_Raw records_
■ ■ ■
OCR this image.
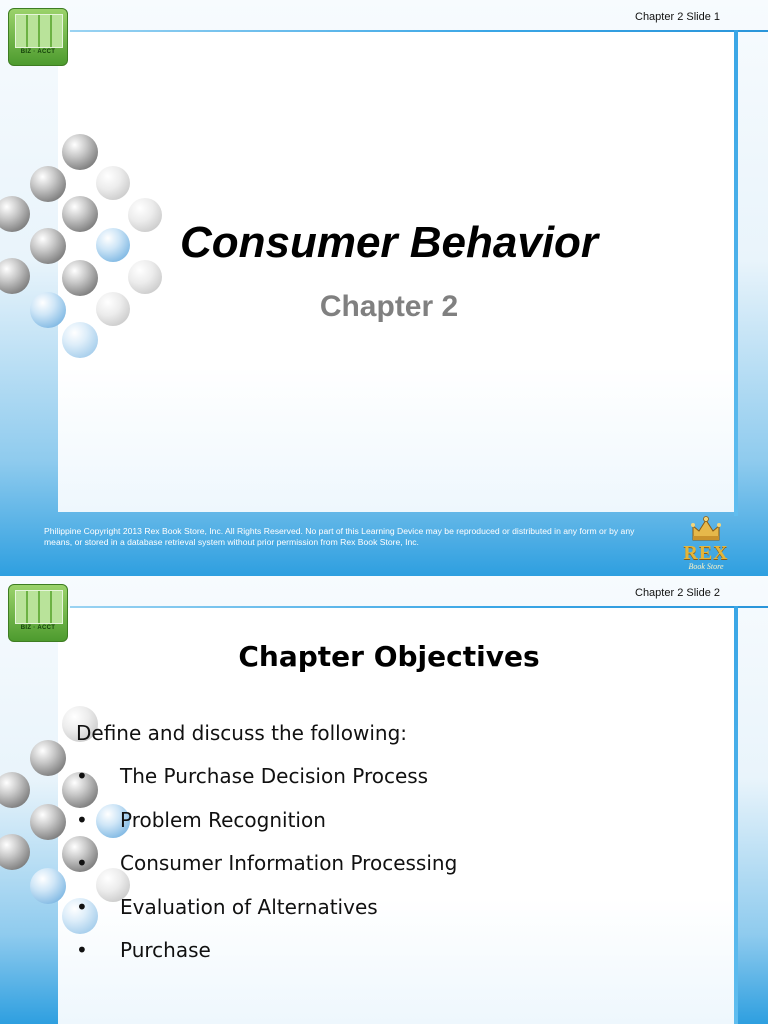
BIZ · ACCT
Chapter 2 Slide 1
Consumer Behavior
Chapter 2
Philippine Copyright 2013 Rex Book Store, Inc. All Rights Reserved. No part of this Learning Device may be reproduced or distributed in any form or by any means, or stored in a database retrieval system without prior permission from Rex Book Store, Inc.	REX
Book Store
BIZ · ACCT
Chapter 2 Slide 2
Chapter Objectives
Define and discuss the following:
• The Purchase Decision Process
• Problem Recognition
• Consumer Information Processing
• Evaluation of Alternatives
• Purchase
■ ■ ■
_Set problem_
Select all lines in the listing that include the word "Purchase".

_Result of the exercise_
• The Purchase Decision Process
• Purchase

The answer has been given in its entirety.